##### RECORD LIST

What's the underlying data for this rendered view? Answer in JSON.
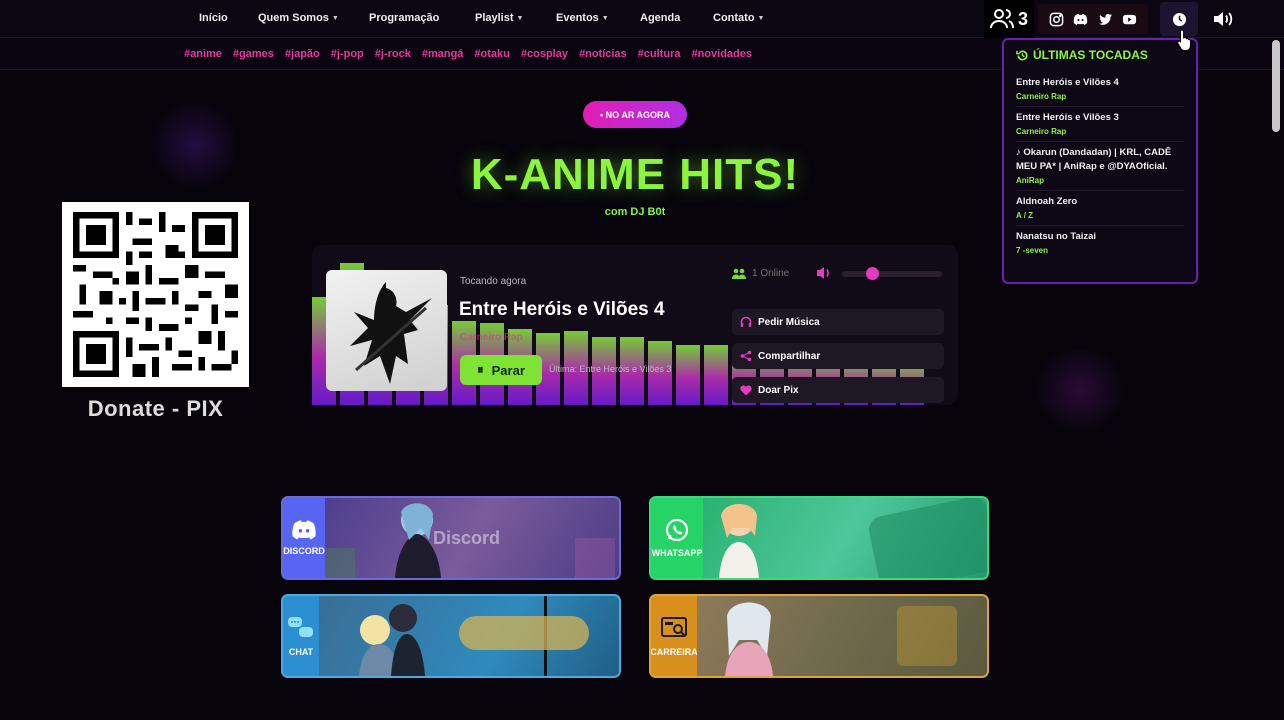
{
  "nav": {
    "items": [
      {
        "label": "Início",
        "caret": false
      },
      {
        "label": "Quem Somos",
        "caret": true
      },
      {
        "label": "Programação",
        "caret": false
      },
      {
        "label": "Playlist",
        "caret": true
      },
      {
        "label": "Eventos",
        "caret": true
      },
      {
        "label": "Agenda",
        "caret": false
      },
      {
        "label": "Contato",
        "caret": true
      }
    ],
    "listeners_count": "3"
  },
  "tags": [
    "#anime",
    "#games",
    "#japão",
    "#j-pop",
    "#j-rock",
    "#mangá",
    "#otaku",
    "#cosplay",
    "#notícias",
    "#cultura",
    "#novidades"
  ],
  "recent": {
    "title": "ÚLTIMAS TOCADAS",
    "items": [
      {
        "title": "Entre Heróis e Vilões 4",
        "artist": "Carneiro Rap"
      },
      {
        "title": "Entre Heróis e Vilões 3",
        "artist": "Carneiro Rap"
      },
      {
        "title": "♪ Okarun (Dandadan) | KRL, CADÊ MEU PA* | AniRap e @DYAOficial.",
        "artist": "AniRap"
      },
      {
        "title": "Aldnoah Zero",
        "artist": "A / Z"
      },
      {
        "title": "Nanatsu no Taizai",
        "artist": "7 -seven"
      }
    ]
  },
  "hero": {
    "onair": "• NO AR AGORA",
    "title": "K-ANIME HITS!",
    "subtitle": "com DJ B0t"
  },
  "donate": {
    "label": "Donate - PIX"
  },
  "player": {
    "now_label": "Tocando agora",
    "title": "Entre Heróis e Vilões 4",
    "artist": "Carneiro Rap",
    "stop_label": "Parar",
    "last": "Última: Entre Heróis e Vilões 3",
    "online": "1 Online",
    "volume": 0.3,
    "buttons": {
      "request": "Pedir Música",
      "share": "Compartilhar",
      "donate": "Doar Pix"
    }
  },
  "banners": {
    "discord": {
      "side": "DISCORD",
      "label": "Discord",
      "color": "#5865f2"
    },
    "whatsapp": {
      "side": "WHATSAPP",
      "color": "#25d366"
    },
    "chat": {
      "side": "CHAT",
      "color": "#2c8fd1"
    },
    "carreira": {
      "side": "CARREIRA",
      "color": "#d98f1c"
    }
  },
  "colors": {
    "accent_green": "#8af53c",
    "accent_pink": "#e02c9c",
    "accent_purple": "#6a1fb3"
  }
}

##########

TASK DETAILS: Work out how many lines above have the string "Vilões" in them, and give only the number.

ANSWER: 4